指示 :: 標準誤差と標準偏差を説明した文章を、最後の文の後から書き進めてください。

また、サンプルサイズの大きさによっても標準誤差は変動します。サンプルサイズが大きいと、標準誤差は小さくなる性質をもっています。
▼標準誤差の意味
大きい | 推定量のバラツキが大きく、精度が低い |
---|---|
小さい | 推定量のバラツキが小さく、精度が高い |
似ている言葉”標準偏差”とは
標準誤差と似ている言葉に「標準偏差」がありますが、それぞれ意味と計算方法が異なります。標準偏差は、データのバラツキを表す指標であり、あるデータが平均値からどの程度散らばっているかを示します。
▼標準偏差の意味
大きい | データのバラツキが大きい。平均値から遠く離れている測定値が多くある |
---|---|
小さい | データのバラツキが小さい。測定値の分布が平均値の周りに集まっている |
標準偏差と標準誤差の大きな違いは、何のバラツキに着目しているか、という点です。標準偏差はサンプルそのものに着目しますが、標準誤差はサンプルの平均値に着目しています。また、標準誤差より標準偏差が大きくなることはありません。

記録データ ::
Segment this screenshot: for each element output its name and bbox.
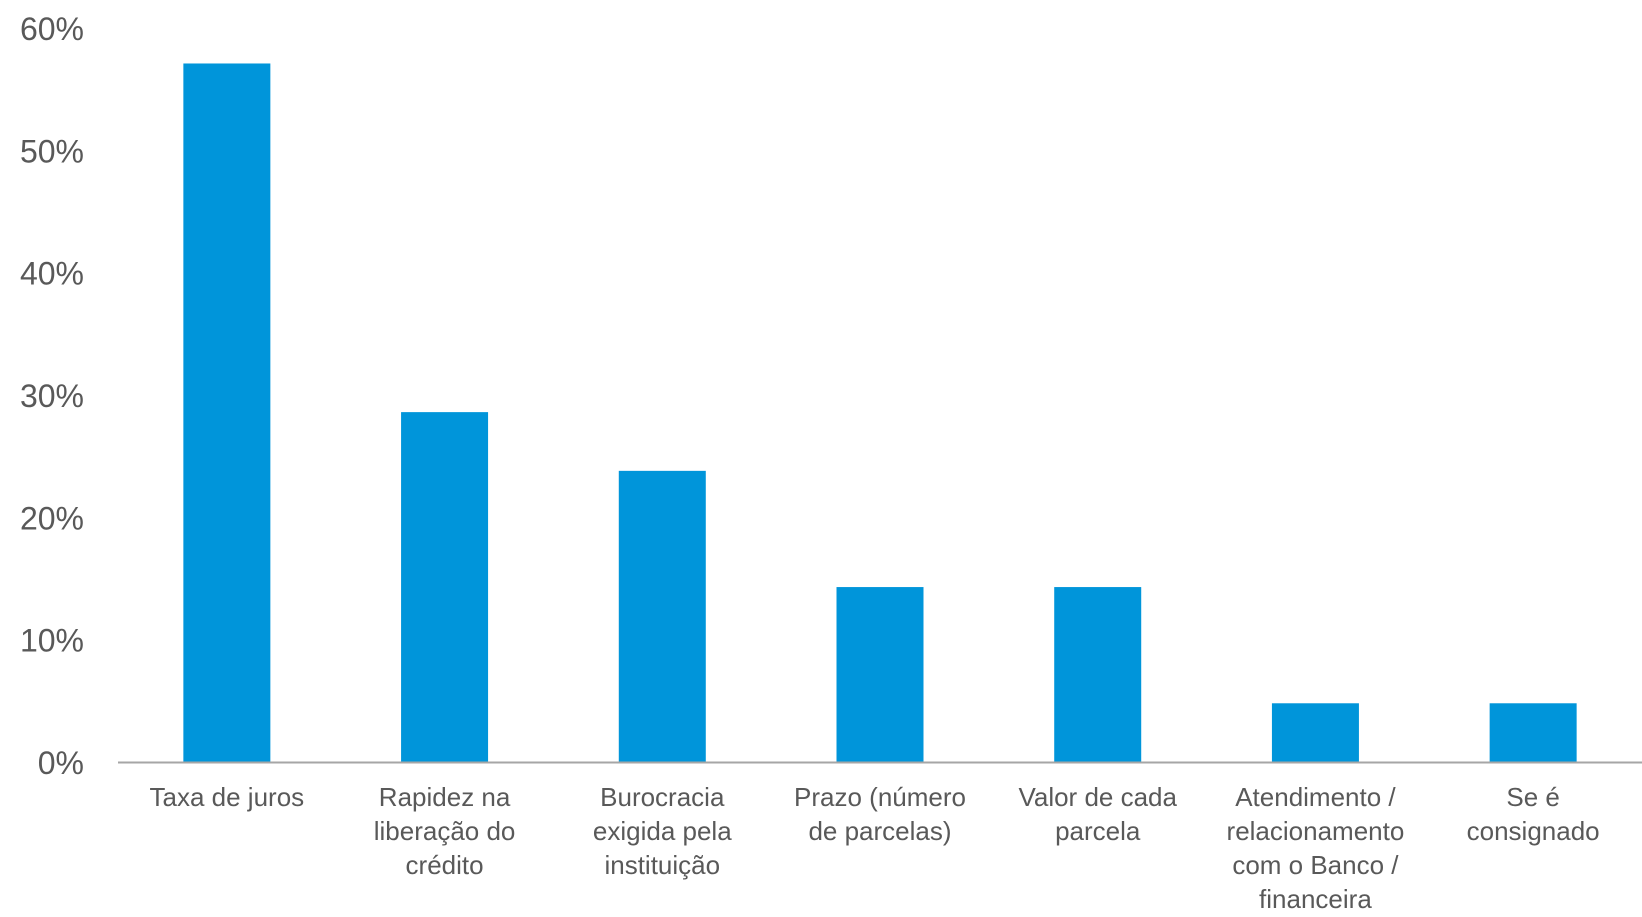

正解 ::
▼標準偏差の求め方
また、エラーバーの見方についても、標準誤差と標準偏差で異なります。
エラーバーとは、データのばらつきを示すグラフです。棒グラフなどを見たときに、グラフに重なる形でI字型の線が記載されているのを見たことがある方もいるのではないでしょうか。このI字型の線こそ、エラーバーです。
標準偏差におけるエラーバーは、平均値±標準偏差を示しています。エラーバーの幅が大きいほど、データのバラツキが大きいことを意味します。
一方、標準誤差におけるエラーバーは、平均値±標準誤差を示しています。エラーバーの幅が大きいほど、推定量のバラツキが大きい、つまり精度が低いことを意味します。
標準偏差については、「標準偏差とは?ビジネスでの活用方法と求め方を解説」にて詳しく解説していますので、あわせてご覧ください。
標準誤差の活用方法
標準誤差を用いると、標本平均のバラツキを知ることができる点について解説してきました。とはいえ、実際の分析の場面でどのように活用できるのか、イメージの持てない方も多いかと思います。
本章では、標準誤差の活用方法について代表的なシーンを2つ紹介します。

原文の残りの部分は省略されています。